**The exercise**. Reproduce every entry that follows word for word, but omit the images.

═════ Records for the exercise

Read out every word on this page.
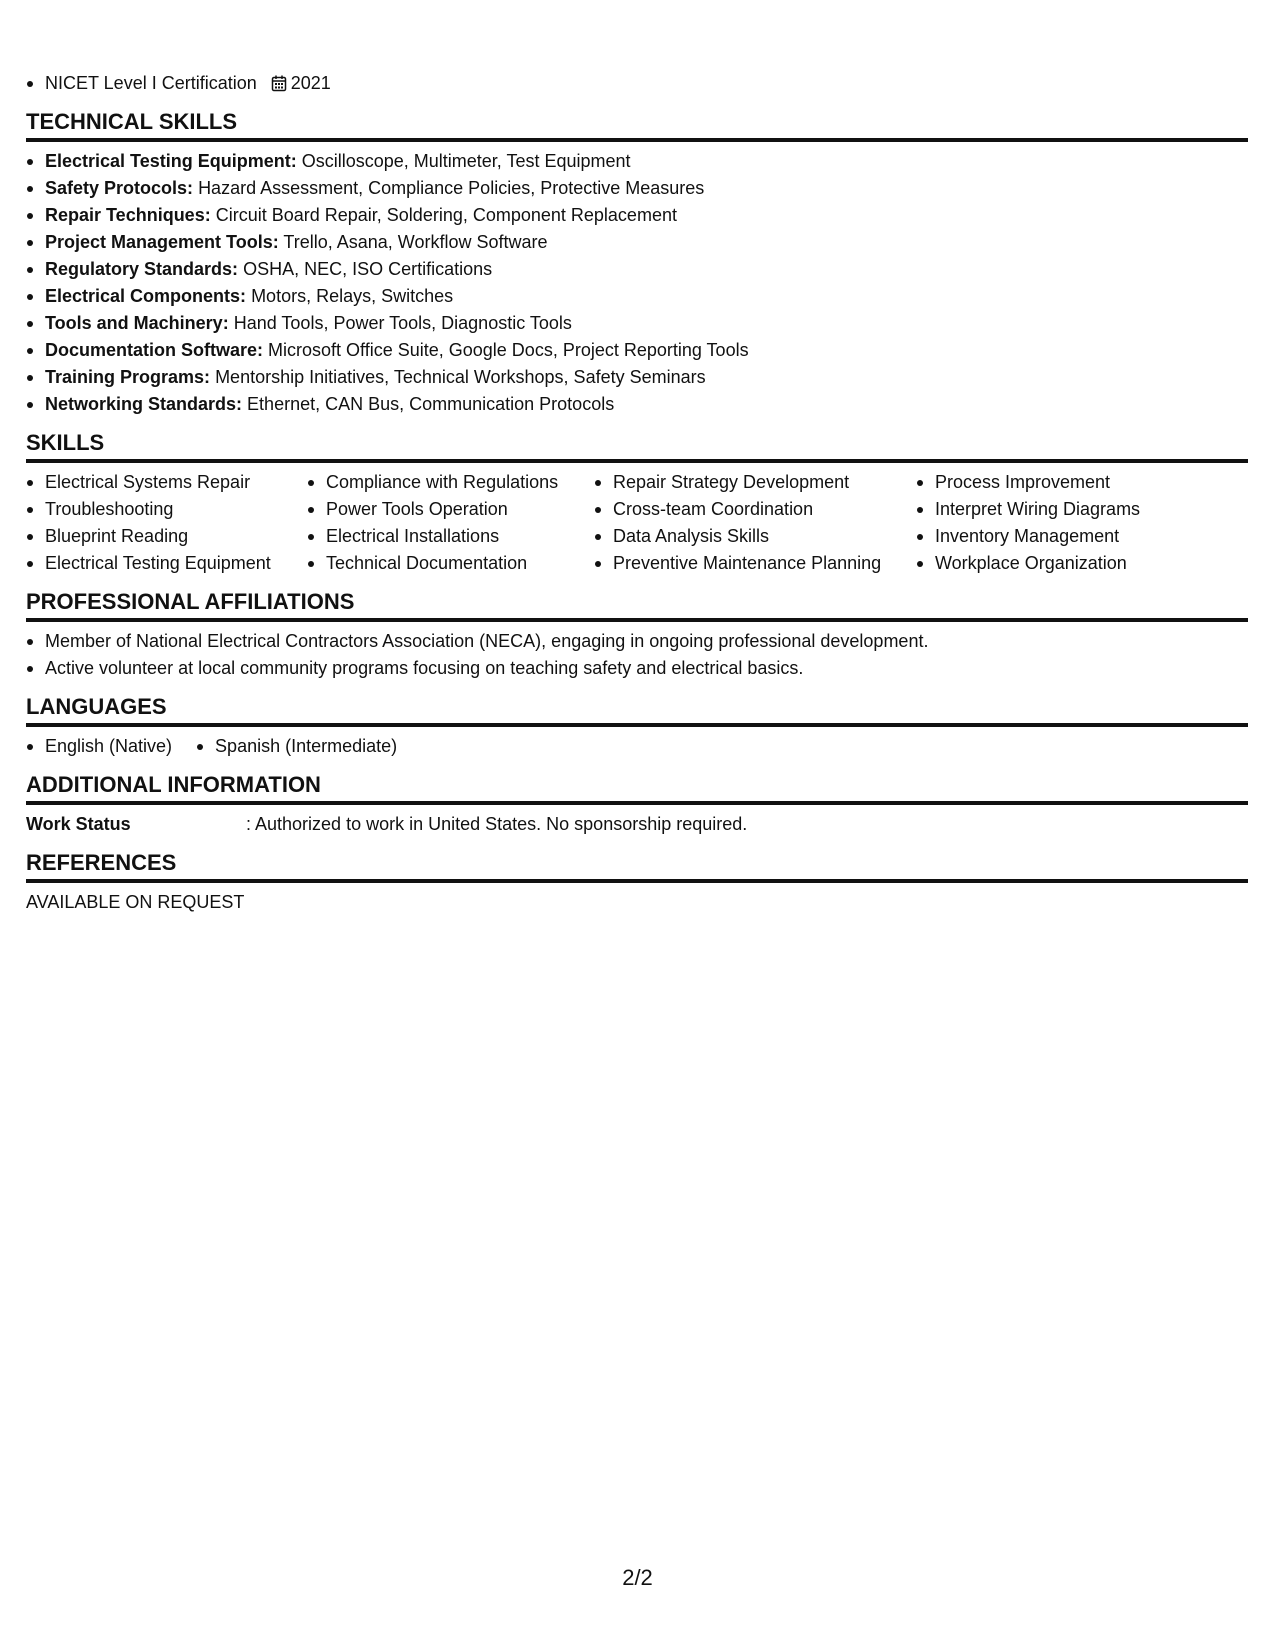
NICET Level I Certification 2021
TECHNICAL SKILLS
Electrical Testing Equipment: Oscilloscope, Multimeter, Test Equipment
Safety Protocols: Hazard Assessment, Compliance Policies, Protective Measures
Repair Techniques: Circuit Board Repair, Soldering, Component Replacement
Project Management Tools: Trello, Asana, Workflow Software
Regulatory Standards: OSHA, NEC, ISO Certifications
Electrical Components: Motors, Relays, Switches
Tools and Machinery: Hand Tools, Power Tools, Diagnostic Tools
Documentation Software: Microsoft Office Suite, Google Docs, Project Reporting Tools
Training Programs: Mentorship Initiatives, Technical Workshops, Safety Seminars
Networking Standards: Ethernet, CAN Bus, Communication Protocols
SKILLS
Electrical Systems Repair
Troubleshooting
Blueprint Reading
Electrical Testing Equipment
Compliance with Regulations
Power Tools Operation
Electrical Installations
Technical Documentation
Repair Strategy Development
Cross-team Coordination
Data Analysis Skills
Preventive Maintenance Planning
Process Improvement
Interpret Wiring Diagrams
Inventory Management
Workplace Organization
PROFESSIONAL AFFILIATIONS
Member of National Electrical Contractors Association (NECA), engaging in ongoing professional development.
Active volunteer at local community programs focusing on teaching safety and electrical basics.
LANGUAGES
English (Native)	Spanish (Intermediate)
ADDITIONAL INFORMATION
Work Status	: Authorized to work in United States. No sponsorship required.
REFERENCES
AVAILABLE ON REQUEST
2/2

══════════

**Completed task**.
Read out every word on this page.
NICET Level I Certification 2021
TECHNICAL SKILLS
Electrical Testing Equipment: Oscilloscope, Multimeter, Test Equipment
Safety Protocols: Hazard Assessment, Compliance Policies, Protective Measures
Repair Techniques: Circuit Board Repair, Soldering, Component Replacement
Project Management Tools: Trello, Asana, Workflow Software
Regulatory Standards: OSHA, NEC, ISO Certifications
Electrical Components: Motors, Relays, Switches
Tools and Machinery: Hand Tools, Power Tools, Diagnostic Tools
Documentation Software: Microsoft Office Suite, Google Docs, Project Reporting Tools
Training Programs: Mentorship Initiatives, Technical Workshops, Safety Seminars
Networking Standards: Ethernet, CAN Bus, Communication Protocols
SKILLS
Electrical Systems Repair
Troubleshooting
Blueprint Reading
Electrical Testing Equipment
Compliance with Regulations
Power Tools Operation
Electrical Installations
Technical Documentation
Repair Strategy Development
Cross-team Coordination
Data Analysis Skills
Preventive Maintenance Planning
Process Improvement
Interpret Wiring Diagrams
Inventory Management
Workplace Organization
PROFESSIONAL AFFILIATIONS
Member of National Electrical Contractors Association (NECA), engaging in ongoing professional development.
Active volunteer at local community programs focusing on teaching safety and electrical basics.
LANGUAGES
English (Native)	Spanish (Intermediate)
ADDITIONAL INFORMATION
Work Status	: Authorized to work in United States. No sponsorship required.
REFERENCES
AVAILABLE ON REQUEST
2/2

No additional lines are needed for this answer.